[Dataset excerpt]
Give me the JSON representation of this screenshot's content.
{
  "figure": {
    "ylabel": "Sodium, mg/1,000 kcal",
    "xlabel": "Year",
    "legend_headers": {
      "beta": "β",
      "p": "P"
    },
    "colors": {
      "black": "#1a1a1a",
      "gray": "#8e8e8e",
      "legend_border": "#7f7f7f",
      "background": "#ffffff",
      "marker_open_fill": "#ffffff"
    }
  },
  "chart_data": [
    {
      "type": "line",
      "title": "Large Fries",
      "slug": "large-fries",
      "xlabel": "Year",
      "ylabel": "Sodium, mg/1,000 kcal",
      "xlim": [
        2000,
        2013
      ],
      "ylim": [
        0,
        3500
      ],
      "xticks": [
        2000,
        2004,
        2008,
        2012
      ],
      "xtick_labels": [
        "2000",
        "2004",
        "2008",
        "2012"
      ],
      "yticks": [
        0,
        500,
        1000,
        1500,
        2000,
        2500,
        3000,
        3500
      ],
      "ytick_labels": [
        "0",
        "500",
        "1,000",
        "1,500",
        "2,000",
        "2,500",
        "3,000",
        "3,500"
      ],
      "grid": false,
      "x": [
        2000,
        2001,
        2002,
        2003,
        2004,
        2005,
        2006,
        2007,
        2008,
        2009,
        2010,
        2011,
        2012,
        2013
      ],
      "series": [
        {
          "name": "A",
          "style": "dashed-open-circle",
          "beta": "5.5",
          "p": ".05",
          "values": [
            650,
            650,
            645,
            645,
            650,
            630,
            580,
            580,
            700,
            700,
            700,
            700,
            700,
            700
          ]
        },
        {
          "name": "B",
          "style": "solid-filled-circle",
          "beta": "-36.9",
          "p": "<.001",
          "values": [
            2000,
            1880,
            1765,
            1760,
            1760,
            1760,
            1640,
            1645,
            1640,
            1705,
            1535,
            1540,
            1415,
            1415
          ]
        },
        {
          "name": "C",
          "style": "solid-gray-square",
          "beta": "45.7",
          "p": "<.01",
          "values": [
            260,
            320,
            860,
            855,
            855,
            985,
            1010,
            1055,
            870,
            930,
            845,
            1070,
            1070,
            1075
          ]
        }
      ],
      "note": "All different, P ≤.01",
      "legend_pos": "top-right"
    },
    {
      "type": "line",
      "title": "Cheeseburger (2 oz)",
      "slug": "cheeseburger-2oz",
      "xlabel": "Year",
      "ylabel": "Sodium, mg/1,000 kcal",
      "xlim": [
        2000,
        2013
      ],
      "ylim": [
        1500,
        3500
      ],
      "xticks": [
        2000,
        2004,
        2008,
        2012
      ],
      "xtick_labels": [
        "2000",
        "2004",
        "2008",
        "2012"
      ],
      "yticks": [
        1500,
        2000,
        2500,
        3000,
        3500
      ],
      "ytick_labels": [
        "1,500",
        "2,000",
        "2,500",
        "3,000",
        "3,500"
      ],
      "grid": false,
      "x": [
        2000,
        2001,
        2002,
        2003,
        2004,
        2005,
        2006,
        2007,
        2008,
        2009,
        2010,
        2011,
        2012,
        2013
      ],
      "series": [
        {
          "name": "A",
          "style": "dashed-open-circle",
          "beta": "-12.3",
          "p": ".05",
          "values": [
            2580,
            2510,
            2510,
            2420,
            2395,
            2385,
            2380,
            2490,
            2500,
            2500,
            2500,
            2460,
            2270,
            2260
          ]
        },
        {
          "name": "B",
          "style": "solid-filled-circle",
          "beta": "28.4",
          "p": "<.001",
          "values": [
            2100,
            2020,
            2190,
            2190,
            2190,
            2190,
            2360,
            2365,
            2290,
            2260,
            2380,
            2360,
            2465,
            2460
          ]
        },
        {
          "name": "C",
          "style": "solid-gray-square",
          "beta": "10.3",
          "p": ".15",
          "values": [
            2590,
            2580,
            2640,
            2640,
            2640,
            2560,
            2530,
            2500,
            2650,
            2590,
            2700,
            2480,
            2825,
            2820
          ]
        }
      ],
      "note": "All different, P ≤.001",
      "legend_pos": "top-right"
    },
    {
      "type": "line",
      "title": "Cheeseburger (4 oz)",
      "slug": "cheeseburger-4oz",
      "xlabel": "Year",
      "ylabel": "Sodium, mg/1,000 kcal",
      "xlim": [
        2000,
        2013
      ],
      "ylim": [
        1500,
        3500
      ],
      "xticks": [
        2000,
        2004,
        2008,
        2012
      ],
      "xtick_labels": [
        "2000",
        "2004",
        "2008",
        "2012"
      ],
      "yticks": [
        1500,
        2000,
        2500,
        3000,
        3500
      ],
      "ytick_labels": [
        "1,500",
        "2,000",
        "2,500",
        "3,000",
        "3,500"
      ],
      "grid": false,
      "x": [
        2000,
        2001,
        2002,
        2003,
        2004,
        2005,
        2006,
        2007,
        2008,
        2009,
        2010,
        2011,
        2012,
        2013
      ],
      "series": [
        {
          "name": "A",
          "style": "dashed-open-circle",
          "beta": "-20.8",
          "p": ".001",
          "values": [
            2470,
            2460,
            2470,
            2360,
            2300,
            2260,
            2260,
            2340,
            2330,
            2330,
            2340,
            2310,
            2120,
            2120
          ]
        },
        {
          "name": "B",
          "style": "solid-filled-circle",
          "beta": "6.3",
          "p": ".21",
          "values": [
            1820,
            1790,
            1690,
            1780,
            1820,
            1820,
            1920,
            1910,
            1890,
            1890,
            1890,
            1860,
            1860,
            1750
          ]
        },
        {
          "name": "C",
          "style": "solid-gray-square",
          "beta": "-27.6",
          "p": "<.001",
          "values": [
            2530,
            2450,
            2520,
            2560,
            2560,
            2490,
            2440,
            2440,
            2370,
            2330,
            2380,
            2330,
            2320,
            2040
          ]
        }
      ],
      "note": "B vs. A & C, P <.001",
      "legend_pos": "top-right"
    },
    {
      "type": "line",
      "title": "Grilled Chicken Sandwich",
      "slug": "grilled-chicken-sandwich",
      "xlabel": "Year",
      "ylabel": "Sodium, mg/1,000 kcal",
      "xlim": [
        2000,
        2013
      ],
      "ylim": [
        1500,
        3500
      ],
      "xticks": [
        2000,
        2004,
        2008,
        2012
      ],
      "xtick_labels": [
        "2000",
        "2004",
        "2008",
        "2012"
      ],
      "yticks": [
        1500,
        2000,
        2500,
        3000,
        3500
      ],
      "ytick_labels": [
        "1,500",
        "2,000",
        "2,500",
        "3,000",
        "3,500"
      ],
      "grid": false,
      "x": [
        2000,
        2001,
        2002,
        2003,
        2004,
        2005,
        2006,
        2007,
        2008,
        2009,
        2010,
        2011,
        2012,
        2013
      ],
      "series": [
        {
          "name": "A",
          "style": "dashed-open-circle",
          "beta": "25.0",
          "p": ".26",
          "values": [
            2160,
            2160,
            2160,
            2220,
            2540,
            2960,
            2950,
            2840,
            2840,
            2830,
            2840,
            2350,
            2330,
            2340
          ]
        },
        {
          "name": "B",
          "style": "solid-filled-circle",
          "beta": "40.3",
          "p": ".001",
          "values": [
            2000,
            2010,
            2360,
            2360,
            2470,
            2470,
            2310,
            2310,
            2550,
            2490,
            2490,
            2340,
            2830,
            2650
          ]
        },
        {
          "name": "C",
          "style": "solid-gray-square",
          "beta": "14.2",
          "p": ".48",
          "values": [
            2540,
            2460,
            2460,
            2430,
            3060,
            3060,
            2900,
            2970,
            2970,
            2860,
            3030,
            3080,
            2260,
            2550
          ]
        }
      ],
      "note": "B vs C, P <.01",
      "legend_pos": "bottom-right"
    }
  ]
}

**GIVEN EXERCISE**
Write out every entry again, keeping each line exactly the same.

**COMPLETE RESPONSE**
Give me the JSON representation of this screenshot's content.
{
  "figure": {
    "ylabel": "Sodium, mg/1,000 kcal",
    "xlabel": "Year",
    "legend_headers": {
      "beta": "β",
      "p": "P"
    },
    "colors": {
      "black": "#1a1a1a",
      "gray": "#8e8e8e",
      "legend_border": "#7f7f7f",
      "background": "#ffffff",
      "marker_open_fill": "#ffffff"
    }
  },
  "chart_data": [
    {
      "type": "line",
      "title": "Large Fries",
      "slug": "large-fries",
      "xlabel": "Year",
      "ylabel": "Sodium, mg/1,000 kcal",
      "xlim": [
        2000,
        2013
      ],
      "ylim": [
        0,
        3500
      ],
      "xticks": [
        2000,
        2004,
        2008,
        2012
      ],
      "xtick_labels": [
        "2000",
        "2004",
        "2008",
        "2012"
      ],
      "yticks": [
        0,
        500,
        1000,
        1500,
        2000,
        2500,
        3000,
        3500
      ],
      "ytick_labels": [
        "0",
        "500",
        "1,000",
        "1,500",
        "2,000",
        "2,500",
        "3,000",
        "3,500"
      ],
      "grid": false,
      "x": [
        2000,
        2001,
        2002,
        2003,
        2004,
        2005,
        2006,
        2007,
        2008,
        2009,
        2010,
        2011,
        2012,
        2013
      ],
      "series": [
        {
          "name": "A",
          "style": "dashed-open-circle",
          "beta": "5.5",
          "p": ".05",
          "values": [
            650,
            650,
            645,
            645,
            650,
            630,
            580,
            580,
            700,
            700,
            700,
            700,
            700,
            700
          ]
        },
        {
          "name": "B",
          "style": "solid-filled-circle",
          "beta": "-36.9",
          "p": "<.001",
          "values": [
            2000,
            1880,
            1765,
            1760,
            1760,
            1760,
            1640,
            1645,
            1640,
            1705,
            1535,
            1540,
            1415,
            1415
          ]
        },
        {
          "name": "C",
          "style": "solid-gray-square",
          "beta": "45.7",
          "p": "<.01",
          "values": [
            260,
            320,
            860,
            855,
            855,
            985,
            1010,
            1055,
            870,
            930,
            845,
            1070,
            1070,
            1075
          ]
        }
      ],
      "note": "All different, P ≤.01",
      "legend_pos": "top-right"
    },
    {
      "type": "line",
      "title": "Cheeseburger (2 oz)",
      "slug": "cheeseburger-2oz",
      "xlabel": "Year",
      "ylabel": "Sodium, mg/1,000 kcal",
      "xlim": [
        2000,
        2013
      ],
      "ylim": [
        1500,
        3500
      ],
      "xticks": [
        2000,
        2004,
        2008,
        2012
      ],
      "xtick_labels": [
        "2000",
        "2004",
        "2008",
        "2012"
      ],
      "yticks": [
        1500,
        2000,
        2500,
        3000,
        3500
      ],
      "ytick_labels": [
        "1,500",
        "2,000",
        "2,500",
        "3,000",
        "3,500"
      ],
      "grid": false,
      "x": [
        2000,
        2001,
        2002,
        2003,
        2004,
        2005,
        2006,
        2007,
        2008,
        2009,
        2010,
        2011,
        2012,
        2013
      ],
      "series": [
        {
          "name": "A",
          "style": "dashed-open-circle",
          "beta": "-12.3",
          "p": ".05",
          "values": [
            2580,
            2510,
            2510,
            2420,
            2395,
            2385,
            2380,
            2490,
            2500,
            2500,
            2500,
            2460,
            2270,
            2260
          ]
        },
        {
          "name": "B",
          "style": "solid-filled-circle",
          "beta": "28.4",
          "p": "<.001",
          "values": [
            2100,
            2020,
            2190,
            2190,
            2190,
            2190,
            2360,
            2365,
            2290,
            2260,
            2380,
            2360,
            2465,
            2460
          ]
        },
        {
          "name": "C",
          "style": "solid-gray-square",
          "beta": "10.3",
          "p": ".15",
          "values": [
            2590,
            2580,
            2640,
            2640,
            2640,
            2560,
            2530,
            2500,
            2650,
            2590,
            2700,
            2480,
            2825,
            2820
          ]
        }
      ],
      "note": "All different, P ≤.001",
      "legend_pos": "top-right"
    },
    {
      "type": "line",
      "title": "Cheeseburger (4 oz)",
      "slug": "cheeseburger-4oz",
      "xlabel": "Year",
      "ylabel": "Sodium, mg/1,000 kcal",
      "xlim": [
        2000,
        2013
      ],
      "ylim": [
        1500,
        3500
      ],
      "xticks": [
        2000,
        2004,
        2008,
        2012
      ],
      "xtick_labels": [
        "2000",
        "2004",
        "2008",
        "2012"
      ],
      "yticks": [
        1500,
        2000,
        2500,
        3000,
        3500
      ],
      "ytick_labels": [
        "1,500",
        "2,000",
        "2,500",
        "3,000",
        "3,500"
      ],
      "grid": false,
      "x": [
        2000,
        2001,
        2002,
        2003,
        2004,
        2005,
        2006,
        2007,
        2008,
        2009,
        2010,
        2011,
        2012,
        2013
      ],
      "series": [
        {
          "name": "A",
          "style": "dashed-open-circle",
          "beta": "-20.8",
          "p": ".001",
          "values": [
            2470,
            2460,
            2470,
            2360,
            2300,
            2260,
            2260,
            2340,
            2330,
            2330,
            2340,
            2310,
            2120,
            2120
          ]
        },
        {
          "name": "B",
          "style": "solid-filled-circle",
          "beta": "6.3",
          "p": ".21",
          "values": [
            1820,
            1790,
            1690,
            1780,
            1820,
            1820,
            1920,
            1910,
            1890,
            1890,
            1890,
            1860,
            1860,
            1750
          ]
        },
        {
          "name": "C",
          "style": "solid-gray-square",
          "beta": "-27.6",
          "p": "<.001",
          "values": [
            2530,
            2450,
            2520,
            2560,
            2560,
            2490,
            2440,
            2440,
            2370,
            2330,
            2380,
            2330,
            2320,
            2040
          ]
        }
      ],
      "note": "B vs. A & C, P <.001",
      "legend_pos": "top-right"
    },
    {
      "type": "line",
      "title": "Grilled Chicken Sandwich",
      "slug": "grilled-chicken-sandwich",
      "xlabel": "Year",
      "ylabel": "Sodium, mg/1,000 kcal",
      "xlim": [
        2000,
        2013
      ],
      "ylim": [
        1500,
        3500
      ],
      "xticks": [
        2000,
        2004,
        2008,
        2012
      ],
      "xtick_labels": [
        "2000",
        "2004",
        "2008",
        "2012"
      ],
      "yticks": [
        1500,
        2000,
        2500,
        3000,
        3500
      ],
      "ytick_labels": [
        "1,500",
        "2,000",
        "2,500",
        "3,000",
        "3,500"
      ],
      "grid": false,
      "x": [
        2000,
        2001,
        2002,
        2003,
        2004,
        2005,
        2006,
        2007,
        2008,
        2009,
        2010,
        2011,
        2012,
        2013
      ],
      "series": [
        {
          "name": "A",
          "style": "dashed-open-circle",
          "beta": "25.0",
          "p": ".26",
          "values": [
            2160,
            2160,
            2160,
            2220,
            2540,
            2960,
            2950,
            2840,
            2840,
            2830,
            2840,
            2350,
            2330,
            2340
          ]
        },
        {
          "name": "B",
          "style": "solid-filled-circle",
          "beta": "40.3",
          "p": ".001",
          "values": [
            2000,
            2010,
            2360,
            2360,
            2470,
            2470,
            2310,
            2310,
            2550,
            2490,
            2490,
            2340,
            2830,
            2650
          ]
        },
        {
          "name": "C",
          "style": "solid-gray-square",
          "beta": "14.2",
          "p": ".48",
          "values": [
            2540,
            2460,
            2460,
            2430,
            3060,
            3060,
            2900,
            2970,
            2970,
            2860,
            3030,
            3080,
            2260,
            2550
          ]
        }
      ],
      "note": "B vs C, P <.01",
      "legend_pos": "bottom-right"
    }
  ]
}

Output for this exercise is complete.